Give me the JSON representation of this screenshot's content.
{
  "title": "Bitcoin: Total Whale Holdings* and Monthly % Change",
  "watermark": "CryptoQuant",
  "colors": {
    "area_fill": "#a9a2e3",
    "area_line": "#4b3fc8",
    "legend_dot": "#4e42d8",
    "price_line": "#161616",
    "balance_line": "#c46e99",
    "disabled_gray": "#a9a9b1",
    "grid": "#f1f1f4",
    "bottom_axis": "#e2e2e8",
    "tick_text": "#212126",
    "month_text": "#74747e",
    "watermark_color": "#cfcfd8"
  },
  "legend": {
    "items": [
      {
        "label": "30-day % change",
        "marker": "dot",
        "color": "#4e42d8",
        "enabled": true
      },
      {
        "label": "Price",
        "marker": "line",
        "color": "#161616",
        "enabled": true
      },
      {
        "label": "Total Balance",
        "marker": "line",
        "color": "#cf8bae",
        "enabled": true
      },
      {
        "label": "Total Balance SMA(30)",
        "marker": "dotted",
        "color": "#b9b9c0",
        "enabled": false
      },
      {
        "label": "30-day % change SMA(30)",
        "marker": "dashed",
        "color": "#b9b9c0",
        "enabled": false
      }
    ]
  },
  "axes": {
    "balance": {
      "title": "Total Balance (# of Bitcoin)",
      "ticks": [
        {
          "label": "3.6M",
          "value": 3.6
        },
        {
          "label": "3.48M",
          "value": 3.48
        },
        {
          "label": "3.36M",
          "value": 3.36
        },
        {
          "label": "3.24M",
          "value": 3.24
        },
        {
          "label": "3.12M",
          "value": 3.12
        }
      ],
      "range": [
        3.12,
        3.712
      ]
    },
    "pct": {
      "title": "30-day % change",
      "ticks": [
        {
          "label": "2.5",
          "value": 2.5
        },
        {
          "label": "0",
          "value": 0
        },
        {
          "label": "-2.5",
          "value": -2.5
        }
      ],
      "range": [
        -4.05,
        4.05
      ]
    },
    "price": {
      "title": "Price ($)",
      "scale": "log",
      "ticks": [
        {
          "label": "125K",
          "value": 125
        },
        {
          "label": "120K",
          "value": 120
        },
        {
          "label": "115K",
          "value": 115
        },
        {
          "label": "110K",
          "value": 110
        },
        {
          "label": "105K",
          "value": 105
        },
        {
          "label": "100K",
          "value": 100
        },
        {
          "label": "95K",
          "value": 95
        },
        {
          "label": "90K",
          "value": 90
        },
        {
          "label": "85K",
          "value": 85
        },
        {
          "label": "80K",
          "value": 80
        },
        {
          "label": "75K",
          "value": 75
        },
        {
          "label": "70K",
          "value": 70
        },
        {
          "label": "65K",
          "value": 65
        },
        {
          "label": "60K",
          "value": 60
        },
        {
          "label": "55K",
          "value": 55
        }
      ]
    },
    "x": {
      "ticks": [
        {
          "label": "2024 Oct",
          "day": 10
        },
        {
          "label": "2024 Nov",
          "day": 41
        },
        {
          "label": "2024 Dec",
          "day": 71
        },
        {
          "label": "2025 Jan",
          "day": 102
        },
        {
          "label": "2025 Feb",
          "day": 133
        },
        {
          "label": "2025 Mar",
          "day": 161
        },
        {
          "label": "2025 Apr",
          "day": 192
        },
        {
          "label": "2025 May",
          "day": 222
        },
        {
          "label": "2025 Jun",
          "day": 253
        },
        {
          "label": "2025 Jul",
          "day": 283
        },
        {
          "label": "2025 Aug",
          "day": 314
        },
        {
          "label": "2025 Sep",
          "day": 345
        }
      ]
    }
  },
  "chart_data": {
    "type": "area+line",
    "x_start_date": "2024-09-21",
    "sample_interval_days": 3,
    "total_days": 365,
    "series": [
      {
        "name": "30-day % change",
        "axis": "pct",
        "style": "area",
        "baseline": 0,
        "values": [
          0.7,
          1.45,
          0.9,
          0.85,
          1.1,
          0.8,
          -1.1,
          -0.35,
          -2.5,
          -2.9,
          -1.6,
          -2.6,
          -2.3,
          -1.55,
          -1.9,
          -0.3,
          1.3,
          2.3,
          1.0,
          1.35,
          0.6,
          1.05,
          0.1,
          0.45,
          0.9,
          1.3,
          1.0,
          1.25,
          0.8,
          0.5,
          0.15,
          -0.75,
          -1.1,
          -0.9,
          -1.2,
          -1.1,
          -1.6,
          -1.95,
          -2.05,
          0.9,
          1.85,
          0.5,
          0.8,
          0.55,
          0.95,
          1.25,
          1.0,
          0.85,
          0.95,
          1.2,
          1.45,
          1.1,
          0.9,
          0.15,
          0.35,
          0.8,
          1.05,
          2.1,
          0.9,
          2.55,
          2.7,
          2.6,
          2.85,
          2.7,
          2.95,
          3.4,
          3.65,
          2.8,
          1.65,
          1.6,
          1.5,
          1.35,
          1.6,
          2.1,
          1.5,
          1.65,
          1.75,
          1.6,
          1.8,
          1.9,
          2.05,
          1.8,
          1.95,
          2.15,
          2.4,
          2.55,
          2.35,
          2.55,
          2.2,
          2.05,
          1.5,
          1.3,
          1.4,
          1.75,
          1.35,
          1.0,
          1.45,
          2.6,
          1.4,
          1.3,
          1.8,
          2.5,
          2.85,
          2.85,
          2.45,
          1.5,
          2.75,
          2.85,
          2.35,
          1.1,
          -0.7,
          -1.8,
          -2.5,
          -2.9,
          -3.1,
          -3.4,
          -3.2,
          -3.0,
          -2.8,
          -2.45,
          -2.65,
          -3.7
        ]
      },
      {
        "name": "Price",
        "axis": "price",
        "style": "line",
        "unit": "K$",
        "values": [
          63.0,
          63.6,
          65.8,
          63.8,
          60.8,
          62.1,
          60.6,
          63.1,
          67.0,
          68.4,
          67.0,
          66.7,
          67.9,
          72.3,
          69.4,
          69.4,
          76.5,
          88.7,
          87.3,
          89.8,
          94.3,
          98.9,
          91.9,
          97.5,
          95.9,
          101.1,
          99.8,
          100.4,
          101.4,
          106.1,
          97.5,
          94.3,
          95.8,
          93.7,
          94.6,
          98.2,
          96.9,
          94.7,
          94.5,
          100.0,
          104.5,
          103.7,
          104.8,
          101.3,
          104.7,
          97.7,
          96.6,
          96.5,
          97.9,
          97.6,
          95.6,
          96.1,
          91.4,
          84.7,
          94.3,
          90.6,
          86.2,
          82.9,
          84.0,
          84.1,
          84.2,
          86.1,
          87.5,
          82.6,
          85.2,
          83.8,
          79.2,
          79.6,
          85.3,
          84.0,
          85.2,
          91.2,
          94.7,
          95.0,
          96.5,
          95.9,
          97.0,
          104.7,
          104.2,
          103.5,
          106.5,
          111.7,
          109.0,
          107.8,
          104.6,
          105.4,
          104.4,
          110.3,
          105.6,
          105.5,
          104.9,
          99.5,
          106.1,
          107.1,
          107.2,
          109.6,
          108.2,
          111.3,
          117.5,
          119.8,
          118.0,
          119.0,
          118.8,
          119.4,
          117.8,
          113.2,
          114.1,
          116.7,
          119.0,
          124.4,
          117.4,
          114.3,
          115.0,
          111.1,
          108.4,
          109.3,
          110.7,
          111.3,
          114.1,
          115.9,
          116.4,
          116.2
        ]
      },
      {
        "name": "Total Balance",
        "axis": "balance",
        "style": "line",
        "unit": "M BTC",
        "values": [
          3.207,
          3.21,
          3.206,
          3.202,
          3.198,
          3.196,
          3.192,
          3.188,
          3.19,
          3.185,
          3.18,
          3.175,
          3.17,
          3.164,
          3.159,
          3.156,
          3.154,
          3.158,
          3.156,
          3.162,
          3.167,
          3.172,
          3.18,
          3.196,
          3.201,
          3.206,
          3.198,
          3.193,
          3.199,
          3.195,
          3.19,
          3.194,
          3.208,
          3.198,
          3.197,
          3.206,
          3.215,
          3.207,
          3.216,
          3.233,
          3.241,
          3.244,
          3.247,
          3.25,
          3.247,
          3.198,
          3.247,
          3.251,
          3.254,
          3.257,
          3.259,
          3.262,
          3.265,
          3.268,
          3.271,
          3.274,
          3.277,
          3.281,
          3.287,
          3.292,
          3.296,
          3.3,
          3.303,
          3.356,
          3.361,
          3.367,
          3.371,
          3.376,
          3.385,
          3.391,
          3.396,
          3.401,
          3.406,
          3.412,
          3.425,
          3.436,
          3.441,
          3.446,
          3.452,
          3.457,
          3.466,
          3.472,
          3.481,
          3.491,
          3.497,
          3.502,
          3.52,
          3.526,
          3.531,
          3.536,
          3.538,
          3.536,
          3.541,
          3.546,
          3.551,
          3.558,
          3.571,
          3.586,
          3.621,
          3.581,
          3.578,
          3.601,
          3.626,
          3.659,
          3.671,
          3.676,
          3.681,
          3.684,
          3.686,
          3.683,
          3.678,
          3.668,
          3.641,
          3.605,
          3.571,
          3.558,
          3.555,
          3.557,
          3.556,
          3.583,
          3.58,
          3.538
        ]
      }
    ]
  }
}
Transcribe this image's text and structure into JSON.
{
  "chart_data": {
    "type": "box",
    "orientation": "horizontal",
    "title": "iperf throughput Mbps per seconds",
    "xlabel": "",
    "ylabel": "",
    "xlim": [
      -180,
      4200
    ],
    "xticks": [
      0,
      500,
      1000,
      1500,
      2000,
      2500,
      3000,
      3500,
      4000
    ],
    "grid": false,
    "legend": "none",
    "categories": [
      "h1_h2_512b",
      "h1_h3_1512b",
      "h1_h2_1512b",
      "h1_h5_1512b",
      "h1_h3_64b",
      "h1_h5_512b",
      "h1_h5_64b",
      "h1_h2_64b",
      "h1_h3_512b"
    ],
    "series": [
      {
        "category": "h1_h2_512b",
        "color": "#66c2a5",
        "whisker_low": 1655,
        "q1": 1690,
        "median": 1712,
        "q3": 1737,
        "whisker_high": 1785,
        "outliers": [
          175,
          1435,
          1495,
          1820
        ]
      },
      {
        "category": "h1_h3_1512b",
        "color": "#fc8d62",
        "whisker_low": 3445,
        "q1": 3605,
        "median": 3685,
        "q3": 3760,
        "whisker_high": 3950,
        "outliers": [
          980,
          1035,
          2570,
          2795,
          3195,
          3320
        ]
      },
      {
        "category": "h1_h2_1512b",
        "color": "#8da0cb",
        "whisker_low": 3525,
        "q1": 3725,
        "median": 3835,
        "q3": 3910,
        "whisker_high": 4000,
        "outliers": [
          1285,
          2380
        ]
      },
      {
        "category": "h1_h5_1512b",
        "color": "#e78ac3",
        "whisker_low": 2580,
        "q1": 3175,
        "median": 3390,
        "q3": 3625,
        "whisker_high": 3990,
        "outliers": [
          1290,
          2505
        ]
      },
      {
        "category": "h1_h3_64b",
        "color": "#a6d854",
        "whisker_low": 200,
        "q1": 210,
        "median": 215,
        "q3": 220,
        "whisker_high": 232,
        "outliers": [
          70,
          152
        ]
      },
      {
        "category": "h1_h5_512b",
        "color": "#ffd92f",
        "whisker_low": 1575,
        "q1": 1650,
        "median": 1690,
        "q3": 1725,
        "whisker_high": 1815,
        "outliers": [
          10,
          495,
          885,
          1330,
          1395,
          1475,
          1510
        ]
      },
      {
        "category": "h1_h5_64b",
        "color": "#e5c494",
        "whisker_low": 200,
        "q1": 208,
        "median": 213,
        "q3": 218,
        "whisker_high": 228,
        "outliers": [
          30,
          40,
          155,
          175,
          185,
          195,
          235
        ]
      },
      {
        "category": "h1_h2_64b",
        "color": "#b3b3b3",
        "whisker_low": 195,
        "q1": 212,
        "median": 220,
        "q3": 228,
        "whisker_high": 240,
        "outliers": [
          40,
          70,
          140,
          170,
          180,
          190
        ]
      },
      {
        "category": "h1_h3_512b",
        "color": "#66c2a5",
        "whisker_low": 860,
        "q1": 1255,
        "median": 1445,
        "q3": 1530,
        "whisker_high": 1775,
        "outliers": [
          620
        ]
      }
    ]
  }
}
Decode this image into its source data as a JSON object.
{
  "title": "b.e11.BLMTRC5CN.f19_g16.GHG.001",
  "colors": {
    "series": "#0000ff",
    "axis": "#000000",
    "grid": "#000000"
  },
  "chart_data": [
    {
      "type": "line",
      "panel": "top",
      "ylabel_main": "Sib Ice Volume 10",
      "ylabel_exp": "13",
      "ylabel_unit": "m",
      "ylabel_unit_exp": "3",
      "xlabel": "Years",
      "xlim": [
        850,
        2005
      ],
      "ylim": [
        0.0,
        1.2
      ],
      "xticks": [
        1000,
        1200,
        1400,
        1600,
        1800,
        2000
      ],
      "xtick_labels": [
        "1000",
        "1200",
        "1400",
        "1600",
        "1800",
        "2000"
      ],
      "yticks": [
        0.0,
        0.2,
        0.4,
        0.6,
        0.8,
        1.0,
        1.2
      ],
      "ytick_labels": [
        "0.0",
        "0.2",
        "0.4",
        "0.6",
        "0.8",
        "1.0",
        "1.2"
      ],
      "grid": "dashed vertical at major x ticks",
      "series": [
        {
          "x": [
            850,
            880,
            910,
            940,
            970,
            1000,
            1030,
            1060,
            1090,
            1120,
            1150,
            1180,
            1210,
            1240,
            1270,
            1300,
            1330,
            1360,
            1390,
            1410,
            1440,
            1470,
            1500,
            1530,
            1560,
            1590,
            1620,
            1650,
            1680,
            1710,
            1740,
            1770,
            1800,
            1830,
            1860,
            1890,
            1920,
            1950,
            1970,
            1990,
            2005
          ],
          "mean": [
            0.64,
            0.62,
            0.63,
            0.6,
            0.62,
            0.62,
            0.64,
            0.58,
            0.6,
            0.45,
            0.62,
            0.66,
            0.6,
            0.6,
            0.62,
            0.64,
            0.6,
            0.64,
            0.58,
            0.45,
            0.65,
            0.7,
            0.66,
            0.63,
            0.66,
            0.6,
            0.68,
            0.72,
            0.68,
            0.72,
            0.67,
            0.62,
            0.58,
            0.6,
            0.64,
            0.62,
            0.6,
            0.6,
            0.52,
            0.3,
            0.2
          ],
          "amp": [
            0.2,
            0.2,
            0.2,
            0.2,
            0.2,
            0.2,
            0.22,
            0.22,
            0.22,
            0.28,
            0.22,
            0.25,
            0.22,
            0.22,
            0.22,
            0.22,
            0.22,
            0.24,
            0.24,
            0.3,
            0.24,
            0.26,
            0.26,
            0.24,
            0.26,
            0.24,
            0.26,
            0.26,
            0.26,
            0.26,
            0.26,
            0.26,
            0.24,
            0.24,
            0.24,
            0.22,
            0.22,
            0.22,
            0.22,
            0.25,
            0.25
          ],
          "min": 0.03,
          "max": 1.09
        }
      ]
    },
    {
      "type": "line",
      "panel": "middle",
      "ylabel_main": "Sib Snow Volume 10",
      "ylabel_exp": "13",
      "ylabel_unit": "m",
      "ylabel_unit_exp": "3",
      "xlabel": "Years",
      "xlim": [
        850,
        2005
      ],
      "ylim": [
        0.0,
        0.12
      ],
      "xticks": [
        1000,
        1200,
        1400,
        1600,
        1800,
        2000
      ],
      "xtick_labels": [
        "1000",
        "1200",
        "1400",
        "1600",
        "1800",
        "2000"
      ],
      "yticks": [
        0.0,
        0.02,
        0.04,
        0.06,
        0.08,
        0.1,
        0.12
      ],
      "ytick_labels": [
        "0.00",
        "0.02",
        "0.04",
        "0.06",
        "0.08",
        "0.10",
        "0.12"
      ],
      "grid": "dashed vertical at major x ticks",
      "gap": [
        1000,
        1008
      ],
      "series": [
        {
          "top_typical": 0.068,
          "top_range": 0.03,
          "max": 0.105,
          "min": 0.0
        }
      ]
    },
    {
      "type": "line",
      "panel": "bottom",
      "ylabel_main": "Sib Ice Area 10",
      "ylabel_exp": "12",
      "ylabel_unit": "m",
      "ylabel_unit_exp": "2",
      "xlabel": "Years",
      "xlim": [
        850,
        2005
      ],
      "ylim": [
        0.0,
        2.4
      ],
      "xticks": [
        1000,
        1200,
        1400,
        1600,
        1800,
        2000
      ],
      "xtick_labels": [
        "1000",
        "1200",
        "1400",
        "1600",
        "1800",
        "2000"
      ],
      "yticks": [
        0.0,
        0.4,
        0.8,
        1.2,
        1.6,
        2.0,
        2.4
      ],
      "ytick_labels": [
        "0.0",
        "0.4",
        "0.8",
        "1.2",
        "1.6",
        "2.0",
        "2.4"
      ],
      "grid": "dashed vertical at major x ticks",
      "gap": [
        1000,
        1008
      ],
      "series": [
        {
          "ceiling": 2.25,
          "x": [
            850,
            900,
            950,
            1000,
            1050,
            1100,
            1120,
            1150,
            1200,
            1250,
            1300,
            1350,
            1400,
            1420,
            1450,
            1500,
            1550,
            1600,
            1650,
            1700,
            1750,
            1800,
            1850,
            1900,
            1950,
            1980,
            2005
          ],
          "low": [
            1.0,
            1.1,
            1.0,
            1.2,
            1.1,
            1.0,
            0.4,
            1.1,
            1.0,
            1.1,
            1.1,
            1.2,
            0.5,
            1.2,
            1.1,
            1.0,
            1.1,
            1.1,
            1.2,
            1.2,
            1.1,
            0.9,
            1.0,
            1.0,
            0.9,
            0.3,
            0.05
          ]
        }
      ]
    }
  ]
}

== STATED PROBLEM ==
Filter the listing above for the string "into" and copy every matching line.

== EXPECTED ANSWER ==
Transcribe this image's text and structure into JSON.
Decode this image into its source data as a JSON object.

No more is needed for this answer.